## [Challenge]
Write every entry out again exactly, please, and skip the pictures.

## [Provided data]
==============================
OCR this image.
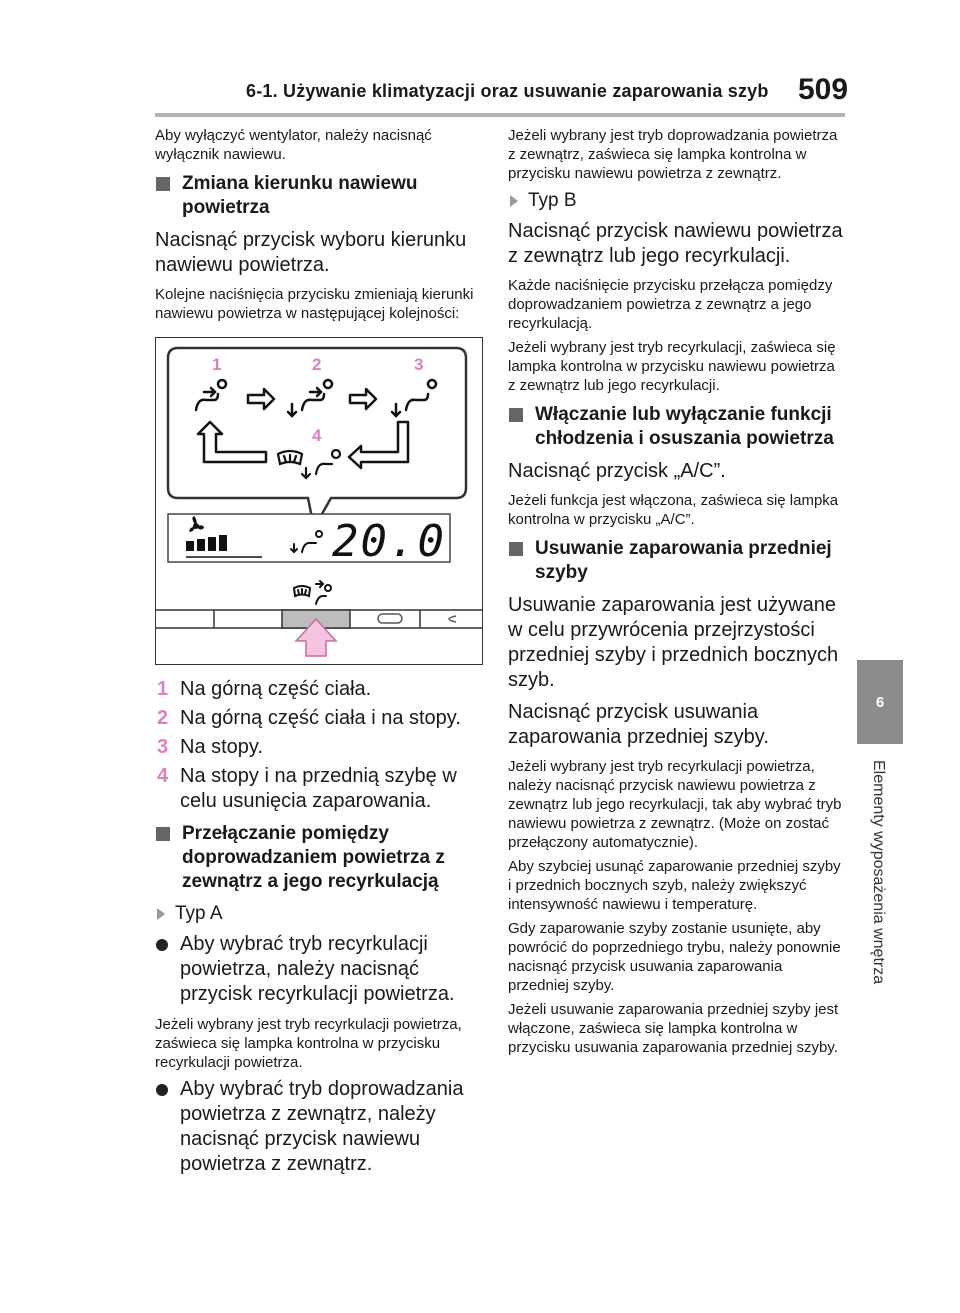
6-1. Używanie klimatyzacji oraz usuwanie zaparowania szyb 509
6
Elementy wyposażenia wnętrza

Aby wyłączyć wentylator, należy nacisnąć wyłącznik nawiewu.

Zmiana kierunku nawiewu powietrza

Nacisnąć przycisk wyboru kierunku nawiewu powietrza.

Kolejne naciśnięcia przycisku zmieniają kierunki nawiewu powietrza w następującej kolejności:

1	2	3
4
20.0
1 Na górną część ciała.
2 Na górną część ciała i na stopy.
3 Na stopy.
4 Na stopy i na przednią szybę w celu usunięcia zaparowania.
Przełączanie pomiędzy doprowadzaniem powietrza z zewnątrz a jego recyrkulacją
Typ A
Aby wybrać tryb recyrkulacji powietrza, należy nacisnąć przycisk recyrkulacji powietrza.

Jeżeli wybrany jest tryb recyrkulacji powietrza, zaświeca się lampka kontrolna w przycisku recyrkulacji powietrza.

Aby wybrać tryb doprowadzania powietrza z zewnątrz, należy nacisnąć przycisk nawiewu powietrza z zewnątrz.

Jeżeli wybrany jest tryb doprowadzania powietrza z zewnątrz, zaświeca się lampka kontrolna w przycisku nawiewu powietrza z zewnątrz.

Typ B

Nacisnąć przycisk nawiewu powietrza z zewnątrz lub jego recyrkulacji.

Każde naciśnięcie przycisku przełącza pomiędzy doprowadzaniem powietrza z zewnątrz a jego recyrkulacją.

Jeżeli wybrany jest tryb recyrkulacji, zaświeca się lampka kontrolna w przycisku nawiewu powietrza z zewnątrz lub jego recyrkulacji.

Włączanie lub wyłączanie funkcji chłodzenia i osuszania powietrza

Nacisnąć przycisk „A/C”.

Jeżeli funkcja jest włączona, zaświeca się lampka kontrolna w przycisku „A/C”.

Usuwanie zaparowania przedniej szyby

Usuwanie zaparowania jest używane w celu przywrócenia przejrzystości przedniej szyby i przednich bocznych szyb.

Nacisnąć przycisk usuwania zaparowania przedniej szyby.

Jeżeli wybrany jest tryb recyrkulacji powietrza, należy nacisnąć przycisk nawiewu powietrza z zewnątrz lub jego recyrkulacji, tak aby wybrać tryb nawiewu powietrza z zewnątrz. (Może on zostać przełączony automatycznie).

Aby szybciej usunąć zaparowanie przedniej szyby i przednich bocznych szyb, należy zwiększyć intensywność nawiewu i temperaturę.

Gdy zaparowanie szyby zostanie usunięte, aby powrócić do poprzedniego trybu, należy ponownie nacisnąć przycisk usuwania zaparowania przedniej szyby.

Jeżeli usuwanie zaparowania przedniej szyby jest włączone, zaświeca się lampka kontrolna w przycisku usuwania zaparowania przedniej szyby.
==============================
## [Final answer]
OCR this image.
6-1. Używanie klimatyzacji oraz usuwanie zaparowania szyb 509
6
Elementy wyposażenia wnętrza

Aby wyłączyć wentylator, należy nacisnąć wyłącznik nawiewu.

Zmiana kierunku nawiewu powietrza

Nacisnąć przycisk wyboru kierunku nawiewu powietrza.

Kolejne naciśnięcia przycisku zmieniają kierunki nawiewu powietrza w następującej kolejności:

1	2	3
4
20.0
1 Na górną część ciała.
2 Na górną część ciała i na stopy.
3 Na stopy.
4 Na stopy i na przednią szybę w celu usunięcia zaparowania.
Przełączanie pomiędzy doprowadzaniem powietrza z zewnątrz a jego recyrkulacją
Typ A
Aby wybrać tryb recyrkulacji powietrza, należy nacisnąć przycisk recyrkulacji powietrza.

Jeżeli wybrany jest tryb recyrkulacji powietrza, zaświeca się lampka kontrolna w przycisku recyrkulacji powietrza.

Aby wybrać tryb doprowadzania powietrza z zewnątrz, należy nacisnąć przycisk nawiewu powietrza z zewnątrz.

Jeżeli wybrany jest tryb doprowadzania powietrza z zewnątrz, zaświeca się lampka kontrolna w przycisku nawiewu powietrza z zewnątrz.

Typ B

Nacisnąć przycisk nawiewu powietrza z zewnątrz lub jego recyrkulacji.

Każde naciśnięcie przycisku przełącza pomiędzy doprowadzaniem powietrza z zewnątrz a jego recyrkulacją.

Jeżeli wybrany jest tryb recyrkulacji, zaświeca się lampka kontrolna w przycisku nawiewu powietrza z zewnątrz lub jego recyrkulacji.

Włączanie lub wyłączanie funkcji chłodzenia i osuszania powietrza

Nacisnąć przycisk „A/C”.

Jeżeli funkcja jest włączona, zaświeca się lampka kontrolna w przycisku „A/C”.

Usuwanie zaparowania przedniej szyby

Usuwanie zaparowania jest używane w celu przywrócenia przejrzystości przedniej szyby i przednich bocznych szyb.

Nacisnąć przycisk usuwania zaparowania przedniej szyby.

Jeżeli wybrany jest tryb recyrkulacji powietrza, należy nacisnąć przycisk nawiewu powietrza z zewnątrz lub jego recyrkulacji, tak aby wybrać tryb nawiewu powietrza z zewnątrz. (Może on zostać przełączony automatycznie).

Aby szybciej usunąć zaparowanie przedniej szyby i przednich bocznych szyb, należy zwiększyć intensywność nawiewu i temperaturę.

Gdy zaparowanie szyby zostanie usunięte, aby powrócić do poprzedniego trybu, należy ponownie nacisnąć przycisk usuwania zaparowania przedniej szyby.

Jeżeli usuwanie zaparowania przedniej szyby jest włączone, zaświeca się lampka kontrolna w przycisku usuwania zaparowania przedniej szyby.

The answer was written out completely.